Arbeitsauftrag 1: Welchen Anstieg vom Fußende bis zum Grabstein schreiben laut dem Artikel über die Prüfung der Friedhofsgärtner die Richtlinien vor?
Arbeitsauftrag 2: Übersetzen Sie aus dem Artikel über die Prüfung der Friedhofsgärtner den Satz „Bei der gestalterischen Planung sind Kreativität und Kompetenz gefragt.“ ins Englische.

Friedhofsgärtner öffentlich geprüft

"Grabdesigner" in Düren geprüft
Von Elmar Farber [06.07.2010, 14.01 Uhr]

Alexander Geschwind (20) aus Düren gräbt sich durch die Prüfung

Alexander Geschwind (20) aus Düren gräbt sich durch die Prüfung

Akribisch markiert Alexander Geschwind mit einem Zirkel aus zwei Stahlnägeln und einer Schnur den nächsten Bereich des Grabes, den er bepflanzen wird. Langsam verwandelt sich die Grabstätte, die der 20-jährige Dürener voller Konzentration bearbeitet, von einer schmucklosen kahlen Erdfläche zu einem kleinen Kunstwerk.

Alexander Geschwind ist auszubildender Friedhofsgärtner, und das Grab, das er anlegt, ist ein ganz besonderes, denn an diesem Grab wird sich entscheiden, ob er seine Ausbildung erfolgreich abschließt.

Vor dem Bepflanzen hat der Azubi die Grabstelle genau eingemessen und den Boden pflichtgemäß nach den Richtlinien des Bundes deutscher Friedhofsgärtner vorbereitet. Dazu zählt präzise Rechtwinkligkeit ebenso wie ein zweiprozentiger Anstieg vom Fußende bis zum Grabstein. Nach der Pflicht kommt die Kür. Bei der gestalterischen Planung sind Kreativität und Kompetenz gefragt. Blühende Beetpflanzen müssen mit Bodendeckern und Rahmengehölzen am Grabdenkmal kombiniert werden. Es gilt, die Jahreszeit ebenso zu berücksichtigen, wie Lebens- und Blühdauer sowie Boden- und Lichtverhältnisse. Nicht zu vergessen die stets fachlich korrekte Ausführung.

Gesammelte Daten:

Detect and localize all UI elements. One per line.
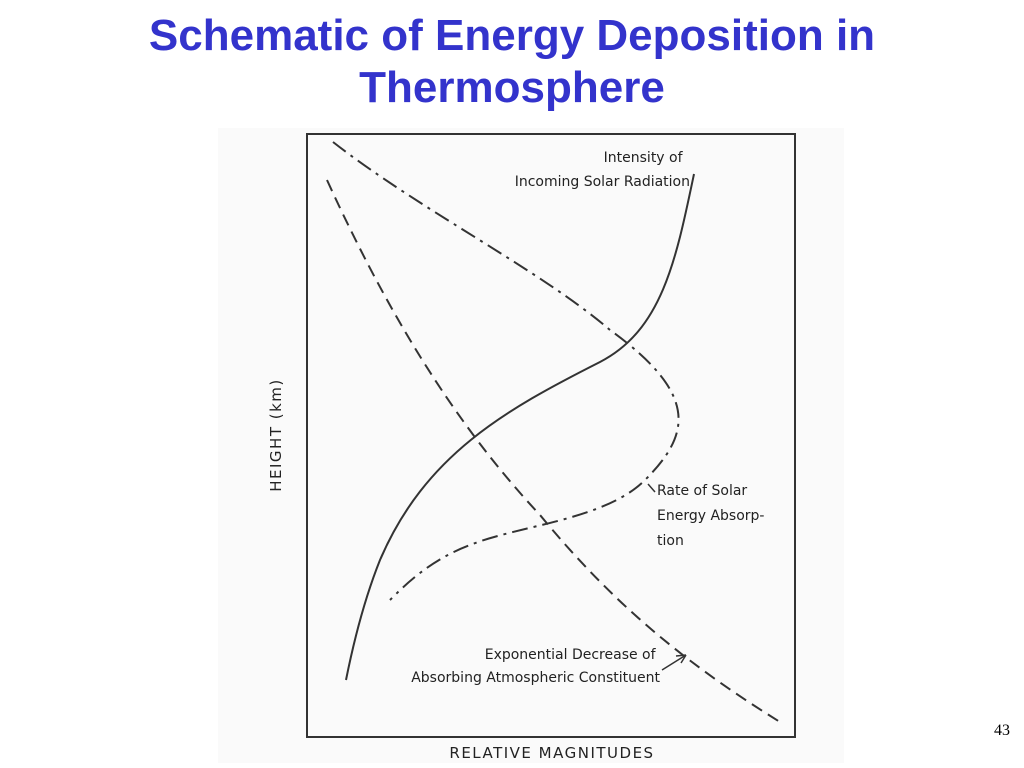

Ergebnis 1: Einen Anstieg von zwei Prozent.

Ergebnis 2: Creativity and competence are required in the design planning.